**WHAT THE TASK ASKS**. Gather, from the data below, each line in which the word "JSON" occurs.

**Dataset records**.
━━━━━━━━━━━━━━━━━━━━━━━━━━━━━━

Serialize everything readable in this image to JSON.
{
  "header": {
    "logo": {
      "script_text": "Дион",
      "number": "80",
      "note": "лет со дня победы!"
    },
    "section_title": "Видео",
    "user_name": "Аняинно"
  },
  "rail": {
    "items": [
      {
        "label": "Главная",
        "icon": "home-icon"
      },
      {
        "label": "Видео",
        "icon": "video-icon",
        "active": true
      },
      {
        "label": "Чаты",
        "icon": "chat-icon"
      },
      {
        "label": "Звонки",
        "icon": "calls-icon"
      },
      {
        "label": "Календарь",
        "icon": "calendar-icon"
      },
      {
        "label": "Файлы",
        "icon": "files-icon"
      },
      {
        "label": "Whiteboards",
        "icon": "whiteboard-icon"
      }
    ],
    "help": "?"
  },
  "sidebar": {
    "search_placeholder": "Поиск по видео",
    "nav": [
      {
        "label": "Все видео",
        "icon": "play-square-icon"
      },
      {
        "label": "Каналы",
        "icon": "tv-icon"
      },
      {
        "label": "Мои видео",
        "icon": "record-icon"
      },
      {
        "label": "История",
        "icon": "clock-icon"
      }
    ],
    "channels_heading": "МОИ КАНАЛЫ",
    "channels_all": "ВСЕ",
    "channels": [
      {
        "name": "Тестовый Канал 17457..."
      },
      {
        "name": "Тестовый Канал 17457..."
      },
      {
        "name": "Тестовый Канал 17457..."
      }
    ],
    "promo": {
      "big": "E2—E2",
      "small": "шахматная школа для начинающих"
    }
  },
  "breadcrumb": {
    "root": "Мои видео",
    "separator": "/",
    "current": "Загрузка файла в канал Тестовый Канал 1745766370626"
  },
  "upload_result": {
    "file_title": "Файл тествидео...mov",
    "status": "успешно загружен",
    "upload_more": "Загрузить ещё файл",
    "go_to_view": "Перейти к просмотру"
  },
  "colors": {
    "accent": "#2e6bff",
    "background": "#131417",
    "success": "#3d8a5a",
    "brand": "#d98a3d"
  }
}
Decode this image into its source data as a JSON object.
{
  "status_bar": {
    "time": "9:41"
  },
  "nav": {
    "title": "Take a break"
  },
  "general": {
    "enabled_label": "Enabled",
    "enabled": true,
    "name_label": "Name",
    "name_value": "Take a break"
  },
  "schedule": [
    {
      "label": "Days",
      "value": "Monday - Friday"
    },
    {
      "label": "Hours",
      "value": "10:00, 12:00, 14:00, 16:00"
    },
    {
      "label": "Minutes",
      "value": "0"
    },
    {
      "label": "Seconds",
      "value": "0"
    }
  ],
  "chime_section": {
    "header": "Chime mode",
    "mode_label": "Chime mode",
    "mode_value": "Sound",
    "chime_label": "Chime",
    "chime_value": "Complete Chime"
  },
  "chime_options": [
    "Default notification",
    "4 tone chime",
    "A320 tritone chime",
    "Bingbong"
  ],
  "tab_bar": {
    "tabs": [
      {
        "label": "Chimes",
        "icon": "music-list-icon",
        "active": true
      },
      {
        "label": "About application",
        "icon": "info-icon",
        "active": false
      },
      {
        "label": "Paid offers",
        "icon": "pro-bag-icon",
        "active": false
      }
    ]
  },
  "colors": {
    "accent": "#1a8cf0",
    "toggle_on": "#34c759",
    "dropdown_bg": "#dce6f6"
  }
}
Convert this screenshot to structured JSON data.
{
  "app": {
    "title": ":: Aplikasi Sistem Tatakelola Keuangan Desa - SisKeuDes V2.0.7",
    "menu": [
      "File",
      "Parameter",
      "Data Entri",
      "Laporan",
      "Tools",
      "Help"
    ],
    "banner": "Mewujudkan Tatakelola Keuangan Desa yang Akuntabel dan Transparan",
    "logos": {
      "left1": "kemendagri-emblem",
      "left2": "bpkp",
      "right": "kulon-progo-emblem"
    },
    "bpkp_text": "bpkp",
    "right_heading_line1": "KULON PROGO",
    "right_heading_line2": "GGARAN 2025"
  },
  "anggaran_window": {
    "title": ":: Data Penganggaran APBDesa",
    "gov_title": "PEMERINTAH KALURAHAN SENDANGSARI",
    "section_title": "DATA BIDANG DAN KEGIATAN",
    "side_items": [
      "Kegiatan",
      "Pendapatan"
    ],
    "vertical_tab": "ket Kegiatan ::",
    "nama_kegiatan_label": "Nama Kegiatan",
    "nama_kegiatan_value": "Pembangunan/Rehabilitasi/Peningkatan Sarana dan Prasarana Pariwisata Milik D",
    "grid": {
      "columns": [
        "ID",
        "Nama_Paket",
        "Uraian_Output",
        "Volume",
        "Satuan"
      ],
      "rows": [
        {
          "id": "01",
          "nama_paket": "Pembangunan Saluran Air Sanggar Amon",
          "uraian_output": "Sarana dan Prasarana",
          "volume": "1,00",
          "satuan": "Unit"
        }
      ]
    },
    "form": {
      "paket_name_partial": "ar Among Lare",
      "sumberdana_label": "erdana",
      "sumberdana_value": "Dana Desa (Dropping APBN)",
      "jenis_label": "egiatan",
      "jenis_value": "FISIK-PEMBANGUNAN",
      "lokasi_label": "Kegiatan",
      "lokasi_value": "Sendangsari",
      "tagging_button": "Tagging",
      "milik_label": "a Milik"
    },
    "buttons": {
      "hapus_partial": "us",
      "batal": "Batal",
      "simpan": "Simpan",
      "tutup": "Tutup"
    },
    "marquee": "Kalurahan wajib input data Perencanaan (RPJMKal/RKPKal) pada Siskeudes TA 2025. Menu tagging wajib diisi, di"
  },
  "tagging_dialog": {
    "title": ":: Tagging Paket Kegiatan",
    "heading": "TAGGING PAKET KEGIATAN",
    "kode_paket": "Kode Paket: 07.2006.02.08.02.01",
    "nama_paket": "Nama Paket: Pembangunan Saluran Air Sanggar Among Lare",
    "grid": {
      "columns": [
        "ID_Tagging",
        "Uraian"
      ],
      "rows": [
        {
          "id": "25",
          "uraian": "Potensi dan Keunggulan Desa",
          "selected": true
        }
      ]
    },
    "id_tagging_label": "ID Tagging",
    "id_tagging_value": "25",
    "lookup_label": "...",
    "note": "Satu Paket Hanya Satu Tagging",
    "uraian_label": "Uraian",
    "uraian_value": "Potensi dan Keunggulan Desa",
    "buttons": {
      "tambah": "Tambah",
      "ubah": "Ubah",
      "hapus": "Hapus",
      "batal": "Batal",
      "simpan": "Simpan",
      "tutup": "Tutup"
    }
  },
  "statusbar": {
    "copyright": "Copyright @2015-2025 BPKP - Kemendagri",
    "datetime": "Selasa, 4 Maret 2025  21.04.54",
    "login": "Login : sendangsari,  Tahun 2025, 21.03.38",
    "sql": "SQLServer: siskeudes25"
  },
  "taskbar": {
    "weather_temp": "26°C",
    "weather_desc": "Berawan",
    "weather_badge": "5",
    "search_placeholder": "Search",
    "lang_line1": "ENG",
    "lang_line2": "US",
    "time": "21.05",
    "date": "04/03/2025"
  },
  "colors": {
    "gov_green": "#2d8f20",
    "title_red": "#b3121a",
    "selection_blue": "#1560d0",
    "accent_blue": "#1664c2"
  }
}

━━━━━━━━━━━━━━━━━━━━━━━━━━━━━━

**EXERCISE RESULT**.
Serialize everything readable in this image to JSON.
Decode this image into its source data as a JSON object.
Convert this screenshot to structured JSON data.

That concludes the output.